━━━ Seitenauszug

Diesel-Dieter und die Bremslichter

Es ist schon fast ein Jahr her (ja ich sollte die Themen mal zeitnah verbloggen), dass dieser Artikel erschien:

FAZ-Artikel
Elektroautos
"Bremslichtgewitter"
Ein Kommentar von Joshua Hildebrand
07.02.2025, 11:15 Lesezeit: 2 Min

Dieser Artikel ist mittlerweile hinter der FAZ-Paywall versteckt. Man könnte ihn vielleicht über das eine oder andere Archiv lesen, das möchte ich hier nicht verlinken, obwohl der Artikel echt interessant ist. Es ist ein Einblick in die Psyche eines deutschen Autofahrers. Ein Fahrer der sich selbst natürlich für den besten Fahrer der Welt hält (überall vermutet er Fahrfehler Anderer) und der sich allein schon von der Präsens eines Hybrid- oder gar Elektrofahrzeuges provoziert fühlt. Wenn so ein Auto dann noch vor einem fährt, ist der Autor kurz vor dem Ausrasten.

Denn dann sieht er nur noch im blitzende Bremslichter. Und ein Bremslicht ist für einen richtigen deutschen Autofahrer das Allerschlimmste was es gibt. Es signalisiert, dass das verausfahrende Fahrzeug langsamer wird und man deswegen auch langsamer werden muß. „Ist das nicht schon Nötigung? Man will eigentlich selbst viel viel schneller fahren. So ein Bremslicht darf doch nur absolute Gefahrensituationen anzeigen. Alarmbereitschaft!“

Nun ist es ja so, wie eigentlich mittlerweile Jeder wissen müsste, dass Elektroautos nicht nur über die mechanische Bremse ihre Geschwindigkeit verringern können, sondern auch über Rekuperation. Da funktioniert der Motor als Generator, das Fahrzeug wird langsamer und die „Bremsenergie“ wird zurück in die Batterie gespeist. Oft kann man die Stärke des Effektes einstellen. Im Grunde ist es nichts anderes, als die Motorbremse, bei einem Verbrennerauto. Wenn man bei diesem aber runterschaltet und so eine starke Verzögerung auslöst, gehen aber nicht die Bremsleuchten an, bei einem E-Auto aber schon.

Der FAZ-Autor weiß sogar, dass es gesetzliche Vorgaben gibt, wann die Lichter bei der Rekuperation angehen müssen und wann sie nicht angehen dürfen. Sie gehen nicht sofort an, wenn man bei einem Ellektroauto aufhört zu bescleunigen, auch nicht bei leichtem Verzögern. Trotzdem behauptet er, gäbe es ständig ein Bremslichgewitter, allein wenn der Fahrer den Fuß vom Gaspedal nimmt. – „Warum tut er das? Gasgeben!!! Durchtreten, bis aufs Blech! Nur so kommen wir weiter!!!111!einself!11!“

Im Grunde ist das Ganze aber eine technische Verbesserung gegenüber dummen Verbrennern. Und ein „Bremslichtgewitter“ ist mir selbst auch noch nicht aufgefallen.

Am Ende schliesst er mit dem Tipp, dass man doch bitte ruhig bleiben soll, sich nicht rotärgern soll, wenn vor einem Bremslichter aufleuchten. Dann ist dass halt einfach nur ein so komisches Auto.

Es klingt aber, als wenn der Autor selbst noch etwas braucht, um das umzusetzen. Da der Artikel schon fast ein Jahr alt ist, hat er es vielleicht mittlerweile verstanden, dass zu den Tugenden eines guten Autofahrers auch Gelassenheit gehört.

━━━━━━

Arbeitsauftrag 1:
Liste alle Textstellen aus dem Blogbeitrag auf, die in Anführungszeichen stehen. Nenne eine mehrfach vorkommende Stelle nur einmal.
Arbeitsauftrag 2:
Gib bitte den Teil des Blogbeitrags wörtlich aus, dessen Anfang die Worte „Es klingt aber, als“ enthält und der mit „auch Gelassenheit gehört.“ schließt.
Das Material hat keinen Bezug zum Blogbeitrag.

━━━ Daten zur Analyse

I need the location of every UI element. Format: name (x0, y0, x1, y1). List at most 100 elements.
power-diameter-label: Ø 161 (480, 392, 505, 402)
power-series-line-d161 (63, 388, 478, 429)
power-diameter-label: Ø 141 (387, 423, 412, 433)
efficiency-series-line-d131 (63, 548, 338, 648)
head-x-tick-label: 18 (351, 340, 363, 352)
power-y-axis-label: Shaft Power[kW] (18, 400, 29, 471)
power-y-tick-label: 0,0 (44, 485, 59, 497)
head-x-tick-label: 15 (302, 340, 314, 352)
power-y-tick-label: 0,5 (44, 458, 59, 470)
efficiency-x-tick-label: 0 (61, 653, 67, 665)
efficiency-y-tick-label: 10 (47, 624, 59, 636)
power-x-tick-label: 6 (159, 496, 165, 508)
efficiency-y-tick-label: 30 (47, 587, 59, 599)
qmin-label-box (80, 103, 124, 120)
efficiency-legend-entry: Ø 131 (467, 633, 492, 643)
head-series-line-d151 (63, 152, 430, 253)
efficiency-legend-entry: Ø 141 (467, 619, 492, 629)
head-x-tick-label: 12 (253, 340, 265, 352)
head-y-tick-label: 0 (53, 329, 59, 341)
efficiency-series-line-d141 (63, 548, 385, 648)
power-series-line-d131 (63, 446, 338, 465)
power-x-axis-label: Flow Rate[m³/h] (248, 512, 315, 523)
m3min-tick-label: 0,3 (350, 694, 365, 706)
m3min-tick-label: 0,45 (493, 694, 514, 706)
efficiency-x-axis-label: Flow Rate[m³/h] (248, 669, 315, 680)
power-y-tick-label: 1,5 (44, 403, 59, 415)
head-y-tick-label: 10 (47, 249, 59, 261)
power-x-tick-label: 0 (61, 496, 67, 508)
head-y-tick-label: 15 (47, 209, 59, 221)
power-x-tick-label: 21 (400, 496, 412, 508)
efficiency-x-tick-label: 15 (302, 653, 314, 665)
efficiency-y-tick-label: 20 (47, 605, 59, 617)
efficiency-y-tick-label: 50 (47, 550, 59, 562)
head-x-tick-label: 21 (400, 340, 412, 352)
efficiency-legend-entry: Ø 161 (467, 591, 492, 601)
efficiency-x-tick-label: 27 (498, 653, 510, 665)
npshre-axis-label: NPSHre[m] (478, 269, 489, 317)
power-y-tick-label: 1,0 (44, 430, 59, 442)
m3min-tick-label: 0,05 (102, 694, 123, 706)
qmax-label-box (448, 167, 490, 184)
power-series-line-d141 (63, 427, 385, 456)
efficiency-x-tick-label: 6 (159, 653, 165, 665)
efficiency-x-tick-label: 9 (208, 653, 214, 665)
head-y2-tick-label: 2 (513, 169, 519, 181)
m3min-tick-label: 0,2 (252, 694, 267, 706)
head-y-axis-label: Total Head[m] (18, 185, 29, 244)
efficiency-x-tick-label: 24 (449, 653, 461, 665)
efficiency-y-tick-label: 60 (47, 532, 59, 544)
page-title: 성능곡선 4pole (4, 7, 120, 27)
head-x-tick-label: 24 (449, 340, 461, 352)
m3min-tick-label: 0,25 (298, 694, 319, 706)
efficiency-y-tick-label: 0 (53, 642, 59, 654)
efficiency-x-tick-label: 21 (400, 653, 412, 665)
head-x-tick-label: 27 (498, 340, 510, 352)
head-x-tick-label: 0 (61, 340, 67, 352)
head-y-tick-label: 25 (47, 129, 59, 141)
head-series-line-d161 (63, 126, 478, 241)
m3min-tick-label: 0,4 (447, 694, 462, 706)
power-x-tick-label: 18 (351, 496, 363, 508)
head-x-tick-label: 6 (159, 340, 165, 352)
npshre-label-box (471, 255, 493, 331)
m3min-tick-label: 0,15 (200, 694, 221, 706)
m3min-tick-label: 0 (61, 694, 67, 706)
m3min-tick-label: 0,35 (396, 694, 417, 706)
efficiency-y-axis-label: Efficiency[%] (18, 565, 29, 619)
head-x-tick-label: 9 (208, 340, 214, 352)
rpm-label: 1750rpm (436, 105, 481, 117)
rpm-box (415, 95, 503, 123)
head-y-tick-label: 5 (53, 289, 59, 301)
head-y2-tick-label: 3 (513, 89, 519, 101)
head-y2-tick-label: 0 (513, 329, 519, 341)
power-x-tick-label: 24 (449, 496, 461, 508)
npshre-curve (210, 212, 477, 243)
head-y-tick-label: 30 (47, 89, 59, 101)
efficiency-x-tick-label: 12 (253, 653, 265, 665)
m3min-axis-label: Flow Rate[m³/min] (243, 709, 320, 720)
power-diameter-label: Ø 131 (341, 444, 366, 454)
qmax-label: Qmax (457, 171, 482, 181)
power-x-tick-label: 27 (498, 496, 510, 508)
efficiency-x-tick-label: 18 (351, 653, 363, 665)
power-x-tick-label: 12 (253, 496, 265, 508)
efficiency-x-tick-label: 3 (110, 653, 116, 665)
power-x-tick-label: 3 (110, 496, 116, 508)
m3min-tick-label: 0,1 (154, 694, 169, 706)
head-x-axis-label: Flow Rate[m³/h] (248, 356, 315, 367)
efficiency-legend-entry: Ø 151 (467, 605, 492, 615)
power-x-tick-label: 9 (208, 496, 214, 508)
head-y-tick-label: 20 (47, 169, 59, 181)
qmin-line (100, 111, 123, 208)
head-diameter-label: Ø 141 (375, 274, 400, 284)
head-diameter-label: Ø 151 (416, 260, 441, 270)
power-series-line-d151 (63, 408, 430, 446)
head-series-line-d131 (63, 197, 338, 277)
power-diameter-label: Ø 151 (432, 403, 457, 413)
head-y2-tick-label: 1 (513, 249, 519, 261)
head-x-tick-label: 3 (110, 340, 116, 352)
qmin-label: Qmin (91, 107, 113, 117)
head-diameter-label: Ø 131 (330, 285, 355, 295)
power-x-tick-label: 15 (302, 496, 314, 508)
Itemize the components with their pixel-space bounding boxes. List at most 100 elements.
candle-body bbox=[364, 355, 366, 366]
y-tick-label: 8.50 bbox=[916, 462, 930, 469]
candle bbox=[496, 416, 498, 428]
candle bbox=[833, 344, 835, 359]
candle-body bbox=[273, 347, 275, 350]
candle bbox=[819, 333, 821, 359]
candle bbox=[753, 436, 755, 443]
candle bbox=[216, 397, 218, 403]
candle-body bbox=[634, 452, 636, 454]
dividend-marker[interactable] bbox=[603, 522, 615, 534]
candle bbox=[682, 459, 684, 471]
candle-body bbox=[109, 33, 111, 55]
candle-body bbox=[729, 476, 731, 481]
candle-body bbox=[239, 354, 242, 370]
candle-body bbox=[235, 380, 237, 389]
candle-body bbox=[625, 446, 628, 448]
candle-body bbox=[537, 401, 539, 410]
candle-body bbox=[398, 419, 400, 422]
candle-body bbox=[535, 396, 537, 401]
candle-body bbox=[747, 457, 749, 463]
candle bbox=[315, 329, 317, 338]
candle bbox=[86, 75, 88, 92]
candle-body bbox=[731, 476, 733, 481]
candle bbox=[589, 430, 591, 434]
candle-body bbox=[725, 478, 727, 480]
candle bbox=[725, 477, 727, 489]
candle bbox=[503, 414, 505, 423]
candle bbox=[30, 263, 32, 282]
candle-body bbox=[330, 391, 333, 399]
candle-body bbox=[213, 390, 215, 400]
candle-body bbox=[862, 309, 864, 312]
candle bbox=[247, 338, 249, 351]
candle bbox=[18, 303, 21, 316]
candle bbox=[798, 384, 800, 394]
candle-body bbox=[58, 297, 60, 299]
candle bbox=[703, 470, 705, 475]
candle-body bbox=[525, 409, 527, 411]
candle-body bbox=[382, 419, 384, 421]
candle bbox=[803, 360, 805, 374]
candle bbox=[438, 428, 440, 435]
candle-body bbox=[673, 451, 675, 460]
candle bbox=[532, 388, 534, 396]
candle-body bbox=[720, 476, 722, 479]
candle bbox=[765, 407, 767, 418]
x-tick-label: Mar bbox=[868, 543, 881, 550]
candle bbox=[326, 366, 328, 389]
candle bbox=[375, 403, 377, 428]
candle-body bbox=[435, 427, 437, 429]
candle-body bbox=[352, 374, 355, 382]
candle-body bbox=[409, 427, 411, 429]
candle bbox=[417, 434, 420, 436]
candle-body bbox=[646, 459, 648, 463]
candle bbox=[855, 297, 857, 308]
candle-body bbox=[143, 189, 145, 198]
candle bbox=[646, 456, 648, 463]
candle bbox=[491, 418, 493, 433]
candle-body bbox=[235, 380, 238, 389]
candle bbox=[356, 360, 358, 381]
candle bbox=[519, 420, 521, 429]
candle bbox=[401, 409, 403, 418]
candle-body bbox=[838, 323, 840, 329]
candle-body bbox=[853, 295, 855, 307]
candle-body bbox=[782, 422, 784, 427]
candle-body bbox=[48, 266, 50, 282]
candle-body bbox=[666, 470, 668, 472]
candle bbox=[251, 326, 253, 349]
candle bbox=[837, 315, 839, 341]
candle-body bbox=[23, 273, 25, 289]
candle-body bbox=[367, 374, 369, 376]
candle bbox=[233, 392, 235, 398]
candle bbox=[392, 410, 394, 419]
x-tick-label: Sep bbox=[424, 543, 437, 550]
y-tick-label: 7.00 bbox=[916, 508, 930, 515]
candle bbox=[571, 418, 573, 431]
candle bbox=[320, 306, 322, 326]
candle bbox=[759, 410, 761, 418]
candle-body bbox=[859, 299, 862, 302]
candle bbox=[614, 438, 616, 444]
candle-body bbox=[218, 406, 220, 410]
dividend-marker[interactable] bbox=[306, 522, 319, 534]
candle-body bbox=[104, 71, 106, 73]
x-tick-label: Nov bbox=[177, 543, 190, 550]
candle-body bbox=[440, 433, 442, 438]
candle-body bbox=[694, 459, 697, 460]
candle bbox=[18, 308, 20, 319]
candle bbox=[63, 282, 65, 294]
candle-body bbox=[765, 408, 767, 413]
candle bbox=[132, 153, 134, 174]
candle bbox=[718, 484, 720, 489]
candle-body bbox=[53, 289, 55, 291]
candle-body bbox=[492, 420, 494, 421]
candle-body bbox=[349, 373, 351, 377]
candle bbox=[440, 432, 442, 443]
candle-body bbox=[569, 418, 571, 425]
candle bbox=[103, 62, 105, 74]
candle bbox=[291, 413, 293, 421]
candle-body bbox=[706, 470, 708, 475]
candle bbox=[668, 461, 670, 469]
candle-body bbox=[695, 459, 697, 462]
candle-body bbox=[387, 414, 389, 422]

━━━━━━

Antwortbereich 1:
- Bremslichtgewitter
- Ist das nicht schon Nötigung? Man will eigentlich selbst viel viel schneller fahren. So ein Bremslicht darf doch nur absolute Gefahrensituationen anzeigen. Alarmbereitschaft!
- Bremsenergie
- Warum tut er das? Gasgeben!!! Durchtreten, bis aufs Blech! Nur so kommen wir weiter!!!111!einself!11!

Antwortbereich 2:
Es klingt aber, als wenn der Autor selbst noch etwas braucht, um das umzusetzen. Da der Artikel schon fast ein Jahr alt ist, hat er es vielleicht mittlerweile verstanden, dass zu den Tugenden eines guten Autofahrers auch Gelassenheit gehört.